Drop the pictures; give again exactly the lines from the one holding "Transcribe the text in this document." through the end of the data.

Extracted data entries
######

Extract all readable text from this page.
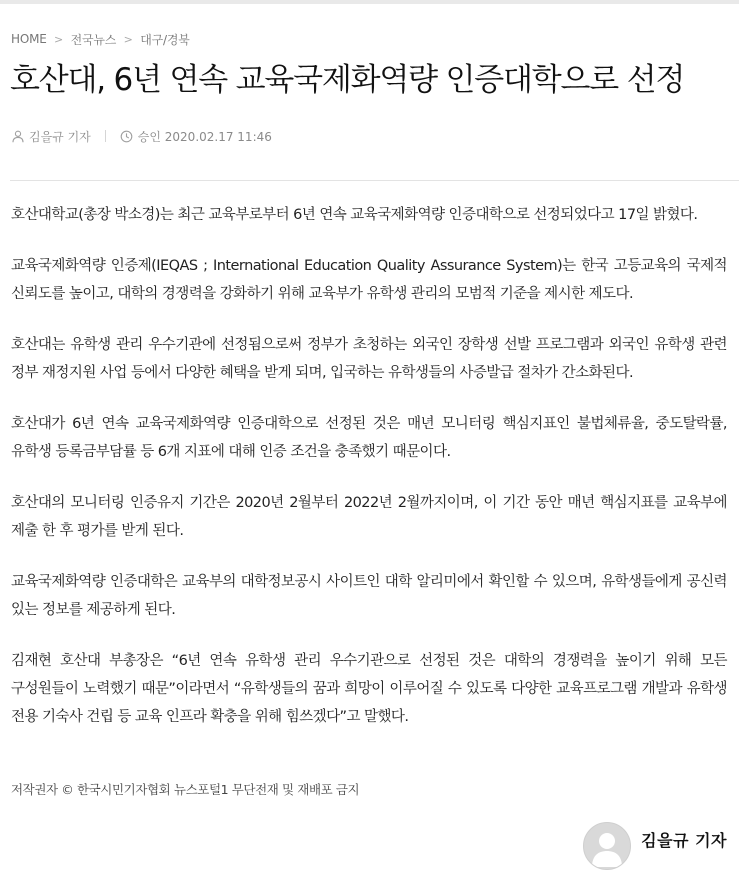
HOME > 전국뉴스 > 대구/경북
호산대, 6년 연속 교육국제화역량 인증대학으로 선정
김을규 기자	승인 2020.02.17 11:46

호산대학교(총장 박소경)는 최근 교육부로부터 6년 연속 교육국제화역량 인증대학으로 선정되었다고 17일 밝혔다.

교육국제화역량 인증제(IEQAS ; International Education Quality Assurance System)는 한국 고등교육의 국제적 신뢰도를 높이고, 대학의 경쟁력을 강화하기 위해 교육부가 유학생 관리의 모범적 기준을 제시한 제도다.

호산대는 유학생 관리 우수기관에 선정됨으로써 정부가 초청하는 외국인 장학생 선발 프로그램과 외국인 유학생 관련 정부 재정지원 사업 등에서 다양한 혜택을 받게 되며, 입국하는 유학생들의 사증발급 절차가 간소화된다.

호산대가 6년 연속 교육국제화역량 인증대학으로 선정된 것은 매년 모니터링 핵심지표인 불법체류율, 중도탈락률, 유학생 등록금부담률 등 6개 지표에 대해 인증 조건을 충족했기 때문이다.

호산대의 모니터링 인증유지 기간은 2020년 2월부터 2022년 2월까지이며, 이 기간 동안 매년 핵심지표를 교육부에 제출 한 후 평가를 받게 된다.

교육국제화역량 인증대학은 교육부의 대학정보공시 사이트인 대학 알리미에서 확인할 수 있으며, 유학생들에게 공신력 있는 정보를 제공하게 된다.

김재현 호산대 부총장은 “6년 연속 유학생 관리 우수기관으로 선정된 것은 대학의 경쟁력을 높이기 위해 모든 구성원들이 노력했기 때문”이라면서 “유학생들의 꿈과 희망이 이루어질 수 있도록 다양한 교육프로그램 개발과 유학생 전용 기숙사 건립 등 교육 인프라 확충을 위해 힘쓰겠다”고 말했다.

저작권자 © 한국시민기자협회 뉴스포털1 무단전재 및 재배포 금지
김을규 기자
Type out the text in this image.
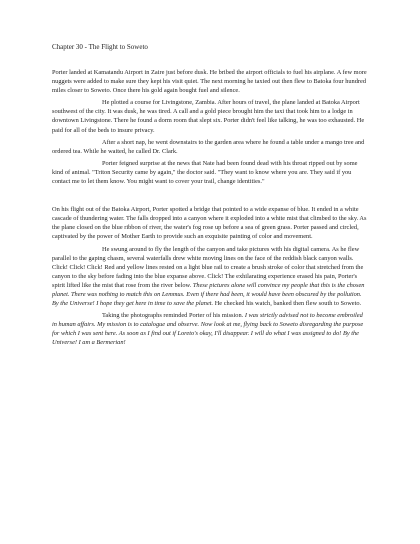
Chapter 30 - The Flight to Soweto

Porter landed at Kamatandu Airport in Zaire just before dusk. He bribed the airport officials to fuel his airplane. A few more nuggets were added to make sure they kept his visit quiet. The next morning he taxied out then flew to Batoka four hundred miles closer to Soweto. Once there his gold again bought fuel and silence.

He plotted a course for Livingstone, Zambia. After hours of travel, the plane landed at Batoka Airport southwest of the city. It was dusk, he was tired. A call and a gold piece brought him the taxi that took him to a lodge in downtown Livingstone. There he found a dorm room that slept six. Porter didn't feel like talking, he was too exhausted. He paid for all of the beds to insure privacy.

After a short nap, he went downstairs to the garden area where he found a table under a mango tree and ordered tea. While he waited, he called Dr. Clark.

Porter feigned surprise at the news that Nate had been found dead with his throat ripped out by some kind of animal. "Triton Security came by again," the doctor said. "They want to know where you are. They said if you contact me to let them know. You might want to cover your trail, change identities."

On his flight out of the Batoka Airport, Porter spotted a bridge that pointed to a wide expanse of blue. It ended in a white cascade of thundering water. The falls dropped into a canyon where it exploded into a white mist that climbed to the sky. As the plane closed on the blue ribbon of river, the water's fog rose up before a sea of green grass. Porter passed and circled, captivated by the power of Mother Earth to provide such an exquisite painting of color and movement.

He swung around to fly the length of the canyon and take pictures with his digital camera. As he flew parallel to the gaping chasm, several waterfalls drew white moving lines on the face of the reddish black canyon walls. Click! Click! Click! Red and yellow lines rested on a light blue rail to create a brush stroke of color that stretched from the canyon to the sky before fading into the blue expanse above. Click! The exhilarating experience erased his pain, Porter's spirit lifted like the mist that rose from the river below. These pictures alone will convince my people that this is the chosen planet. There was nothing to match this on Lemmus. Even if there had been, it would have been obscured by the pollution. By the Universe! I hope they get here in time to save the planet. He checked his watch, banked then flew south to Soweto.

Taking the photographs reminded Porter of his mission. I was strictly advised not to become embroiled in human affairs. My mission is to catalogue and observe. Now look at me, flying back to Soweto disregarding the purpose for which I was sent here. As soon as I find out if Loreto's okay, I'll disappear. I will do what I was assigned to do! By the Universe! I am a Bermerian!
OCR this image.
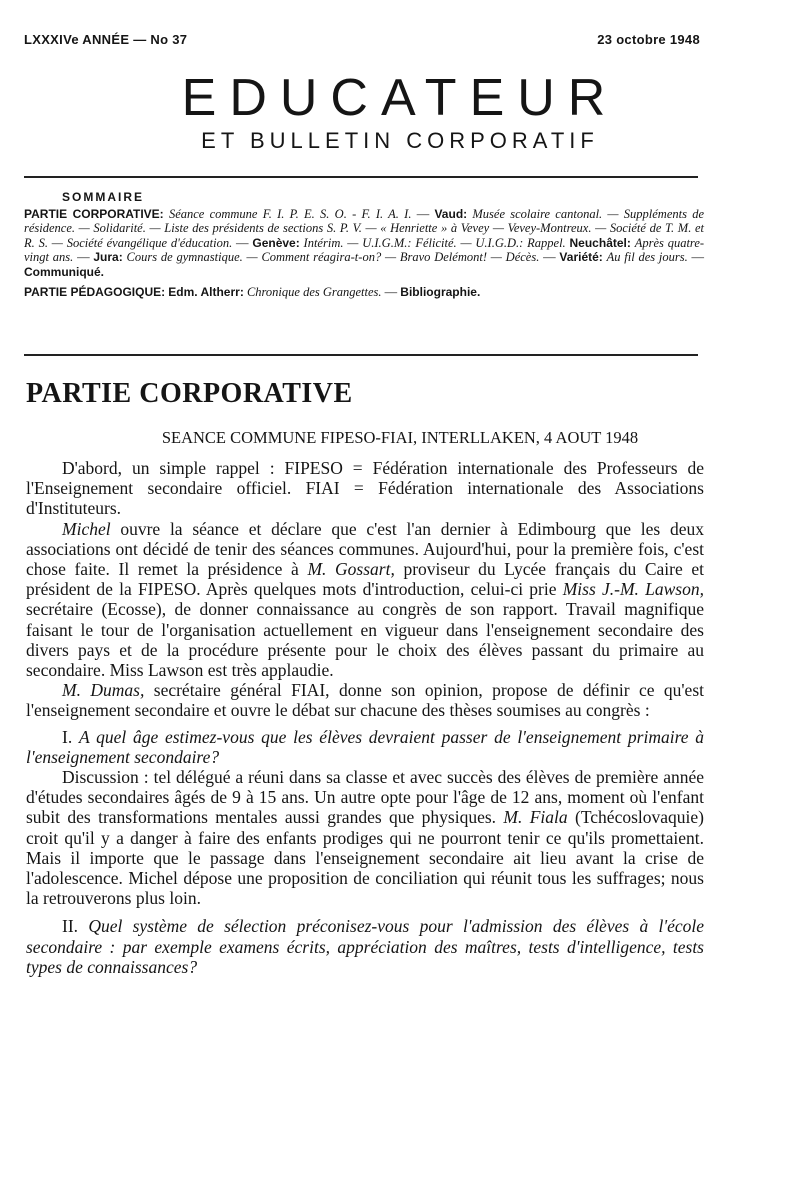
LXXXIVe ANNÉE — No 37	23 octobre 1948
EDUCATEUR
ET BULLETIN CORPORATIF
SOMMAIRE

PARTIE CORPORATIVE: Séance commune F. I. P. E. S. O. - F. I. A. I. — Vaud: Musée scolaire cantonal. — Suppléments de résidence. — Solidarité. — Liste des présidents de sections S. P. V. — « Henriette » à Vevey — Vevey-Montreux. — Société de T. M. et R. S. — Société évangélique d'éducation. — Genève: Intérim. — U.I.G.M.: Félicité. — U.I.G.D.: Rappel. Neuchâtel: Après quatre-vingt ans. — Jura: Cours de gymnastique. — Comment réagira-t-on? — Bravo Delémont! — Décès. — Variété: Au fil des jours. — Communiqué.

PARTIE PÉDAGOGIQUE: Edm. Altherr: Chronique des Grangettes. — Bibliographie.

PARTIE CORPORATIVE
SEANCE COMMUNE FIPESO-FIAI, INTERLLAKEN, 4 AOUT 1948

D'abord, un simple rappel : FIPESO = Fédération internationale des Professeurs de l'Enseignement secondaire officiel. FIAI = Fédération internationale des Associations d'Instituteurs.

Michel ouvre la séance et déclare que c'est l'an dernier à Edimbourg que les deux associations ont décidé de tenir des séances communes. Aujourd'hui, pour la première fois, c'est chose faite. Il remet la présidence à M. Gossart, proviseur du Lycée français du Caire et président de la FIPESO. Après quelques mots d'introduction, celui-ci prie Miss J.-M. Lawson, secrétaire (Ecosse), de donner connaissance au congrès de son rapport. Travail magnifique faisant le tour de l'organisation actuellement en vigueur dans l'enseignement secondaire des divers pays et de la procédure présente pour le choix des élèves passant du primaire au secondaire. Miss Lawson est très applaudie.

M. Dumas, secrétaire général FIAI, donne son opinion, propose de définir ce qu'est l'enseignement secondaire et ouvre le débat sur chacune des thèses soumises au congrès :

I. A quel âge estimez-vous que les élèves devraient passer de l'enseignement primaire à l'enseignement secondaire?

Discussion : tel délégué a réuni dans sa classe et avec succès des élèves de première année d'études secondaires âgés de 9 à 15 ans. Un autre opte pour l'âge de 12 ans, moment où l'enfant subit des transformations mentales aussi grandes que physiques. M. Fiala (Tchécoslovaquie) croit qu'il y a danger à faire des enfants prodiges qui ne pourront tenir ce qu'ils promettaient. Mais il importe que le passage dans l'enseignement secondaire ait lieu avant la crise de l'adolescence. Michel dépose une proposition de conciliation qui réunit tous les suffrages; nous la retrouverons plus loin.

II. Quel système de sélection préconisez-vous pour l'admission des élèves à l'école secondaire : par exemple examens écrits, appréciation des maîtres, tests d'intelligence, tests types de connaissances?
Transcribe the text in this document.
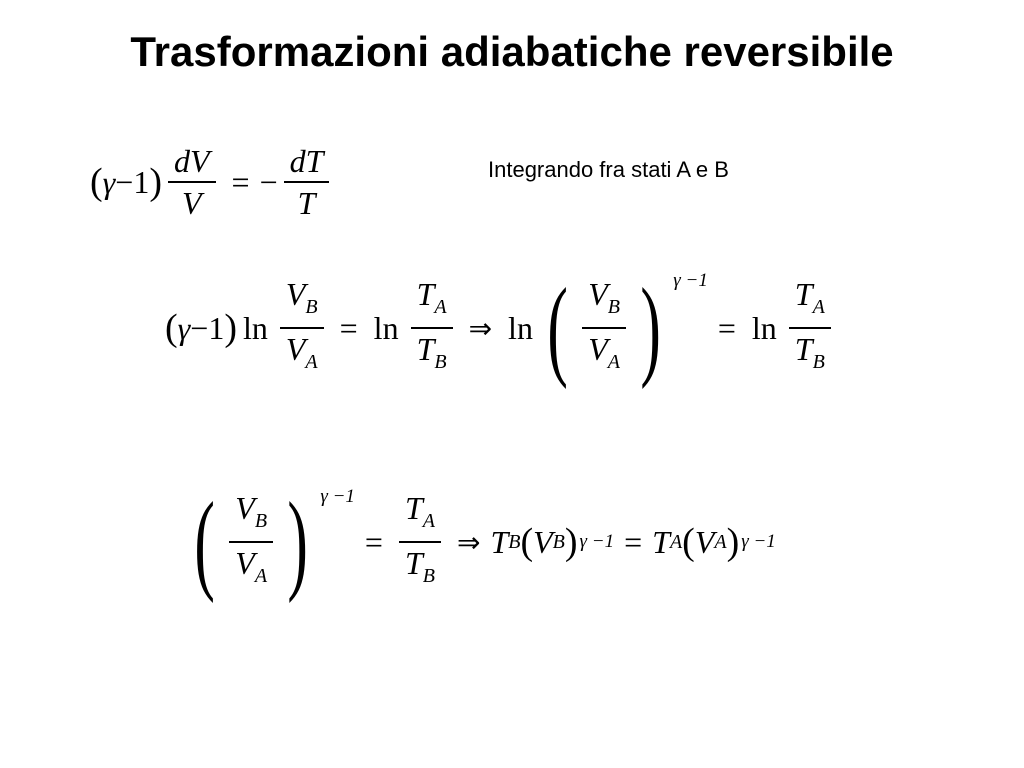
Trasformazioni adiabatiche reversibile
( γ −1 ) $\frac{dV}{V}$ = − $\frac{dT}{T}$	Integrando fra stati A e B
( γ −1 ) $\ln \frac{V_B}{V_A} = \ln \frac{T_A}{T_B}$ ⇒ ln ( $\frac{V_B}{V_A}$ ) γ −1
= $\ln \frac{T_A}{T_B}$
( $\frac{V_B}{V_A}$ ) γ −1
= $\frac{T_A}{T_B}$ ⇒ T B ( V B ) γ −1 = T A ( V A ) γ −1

######

**Solution below:**
Transcribe the text in this document.
Trasformazioni adiabatiche reversibile
( γ −1 ) $\frac{dV}{V}$ = − $\frac{dT}{T}$	Integrando fra stati A e B
( γ −1 ) $\ln \frac{V_B}{V_A} = \ln \frac{T_A}{T_B}$ ⇒ ln ( $\frac{V_B}{V_A}$ ) γ −1
= $\ln \frac{T_A}{T_B}$
( $\frac{V_B}{V_A}$ ) γ −1
= $\frac{T_A}{T_B}$ ⇒ T B ( V B ) γ −1 = T A ( V A ) γ −1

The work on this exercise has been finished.